Start of GIVEN PASSAGE

This solution is more complex than Solution 1, both conceptually and in implementation. However, it preserves safety even with no assumptions about time. Also, it allows servers to increase S based on dynamic choices, which may be useful to improve liveness. It allows clients to move between replicas safely, without those replicas agreeing on the value of S.

Solution 3: Using client storage

This approach requires clients to store tombstones that the server wants to clean. The server maintains a generation number G, which is incremented every time it wants to clean. When clients read, they compare the generation number with the one from last time they read. If G' > G + 1, the clients crash. Otherwise, the client may proceed.

The server first decides which tombstones it wants to clean and increments G, but it does not clean these tombstones until D time elapses. During this time period, the clients are given an opportunity to talk to the server and fetch the tombstones that are scheduled for cleaning. The clients need to save these tombstones around, and collate them with the results of later reads. Once D time elapses, the server may clean these tombstones.

End of GIVEN PASSAGE

*TASK 1:* List the advantages that the passage on tombstone cleaning credits to the solution described in its first paragraph.
*TASK 2:* From the passage on tombstone cleaning, echo the part that opens with the words containing "Solution 3: Using" and closes with "client may proceed.".

Start of GIVEN ENTRIES

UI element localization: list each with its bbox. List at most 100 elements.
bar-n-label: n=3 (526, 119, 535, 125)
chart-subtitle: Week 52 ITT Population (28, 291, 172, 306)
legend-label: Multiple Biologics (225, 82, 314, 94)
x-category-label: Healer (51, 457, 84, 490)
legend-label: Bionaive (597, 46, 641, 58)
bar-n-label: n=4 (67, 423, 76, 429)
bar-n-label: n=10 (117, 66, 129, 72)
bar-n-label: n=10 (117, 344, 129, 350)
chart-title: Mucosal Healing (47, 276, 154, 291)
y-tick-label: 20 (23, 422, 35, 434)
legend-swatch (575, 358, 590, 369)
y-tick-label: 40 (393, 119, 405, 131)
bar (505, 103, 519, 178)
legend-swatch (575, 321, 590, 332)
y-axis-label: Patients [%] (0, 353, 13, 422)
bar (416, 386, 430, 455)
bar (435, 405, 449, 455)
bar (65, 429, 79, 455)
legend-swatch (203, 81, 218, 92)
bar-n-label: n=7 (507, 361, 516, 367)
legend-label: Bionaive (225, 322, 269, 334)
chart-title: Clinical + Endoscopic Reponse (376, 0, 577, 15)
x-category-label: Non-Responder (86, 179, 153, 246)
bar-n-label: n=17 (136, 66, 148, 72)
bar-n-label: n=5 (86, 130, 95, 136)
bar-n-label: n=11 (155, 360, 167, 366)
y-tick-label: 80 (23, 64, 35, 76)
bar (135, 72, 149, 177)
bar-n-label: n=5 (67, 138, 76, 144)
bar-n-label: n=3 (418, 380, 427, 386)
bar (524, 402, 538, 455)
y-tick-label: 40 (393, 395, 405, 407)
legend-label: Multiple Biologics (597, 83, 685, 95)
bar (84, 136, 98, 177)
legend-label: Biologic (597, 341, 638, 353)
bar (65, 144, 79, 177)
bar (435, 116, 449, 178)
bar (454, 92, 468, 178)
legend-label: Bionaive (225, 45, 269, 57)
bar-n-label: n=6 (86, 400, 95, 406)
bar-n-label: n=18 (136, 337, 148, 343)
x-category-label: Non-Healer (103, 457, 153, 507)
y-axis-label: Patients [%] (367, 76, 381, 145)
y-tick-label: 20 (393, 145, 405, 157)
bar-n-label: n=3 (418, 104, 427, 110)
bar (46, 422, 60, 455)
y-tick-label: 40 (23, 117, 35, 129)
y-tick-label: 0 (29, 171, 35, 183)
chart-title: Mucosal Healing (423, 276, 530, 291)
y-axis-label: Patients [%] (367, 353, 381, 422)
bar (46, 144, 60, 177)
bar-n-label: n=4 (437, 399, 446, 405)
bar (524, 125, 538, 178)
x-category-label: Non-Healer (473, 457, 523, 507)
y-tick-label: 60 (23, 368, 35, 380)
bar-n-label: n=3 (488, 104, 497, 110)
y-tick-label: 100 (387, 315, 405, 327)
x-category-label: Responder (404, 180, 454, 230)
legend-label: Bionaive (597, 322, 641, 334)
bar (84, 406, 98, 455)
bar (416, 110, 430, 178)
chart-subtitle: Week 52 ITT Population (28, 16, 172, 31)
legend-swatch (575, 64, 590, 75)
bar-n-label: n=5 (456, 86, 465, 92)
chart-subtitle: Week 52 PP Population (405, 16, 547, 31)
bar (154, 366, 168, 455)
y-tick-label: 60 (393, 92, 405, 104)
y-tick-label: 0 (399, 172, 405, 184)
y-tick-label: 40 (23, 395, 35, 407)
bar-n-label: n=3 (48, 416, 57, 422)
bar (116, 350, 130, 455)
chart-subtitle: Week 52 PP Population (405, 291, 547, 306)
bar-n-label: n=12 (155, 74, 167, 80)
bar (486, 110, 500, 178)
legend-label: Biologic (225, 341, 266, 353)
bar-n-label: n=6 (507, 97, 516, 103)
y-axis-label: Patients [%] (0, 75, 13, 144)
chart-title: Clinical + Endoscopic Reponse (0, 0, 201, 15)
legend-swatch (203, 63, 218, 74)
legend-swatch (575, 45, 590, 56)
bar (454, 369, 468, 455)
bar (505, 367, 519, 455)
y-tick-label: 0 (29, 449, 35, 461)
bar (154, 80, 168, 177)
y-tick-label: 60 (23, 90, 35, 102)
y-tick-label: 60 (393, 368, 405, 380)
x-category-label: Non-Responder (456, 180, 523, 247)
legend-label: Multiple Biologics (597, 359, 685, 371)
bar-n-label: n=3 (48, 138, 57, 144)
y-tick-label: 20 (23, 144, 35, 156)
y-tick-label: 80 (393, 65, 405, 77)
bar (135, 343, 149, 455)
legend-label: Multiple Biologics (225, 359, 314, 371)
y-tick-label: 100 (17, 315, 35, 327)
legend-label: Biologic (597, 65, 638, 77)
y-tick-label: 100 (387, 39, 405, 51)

End of GIVEN ENTRIES

*RESPONSE AREA 1:*
- It preserves safety even with no assumptions about time.
- It allows servers to increase S based on dynamic choices, which may be useful to improve liveness.
- It allows clients to move between replicas safely, without those replicas agreeing on the value of S.

*RESPONSE AREA 2:*
Solution 3: Using client storage

This approach requires clients to store tombstones that the server wants to clean. The server maintains a generation number G, which is incremented every time it wants to clean. When clients read, they compare the generation number with the one from last time they read. If G' > G + 1, the clients crash. Otherwise, the client may proceed.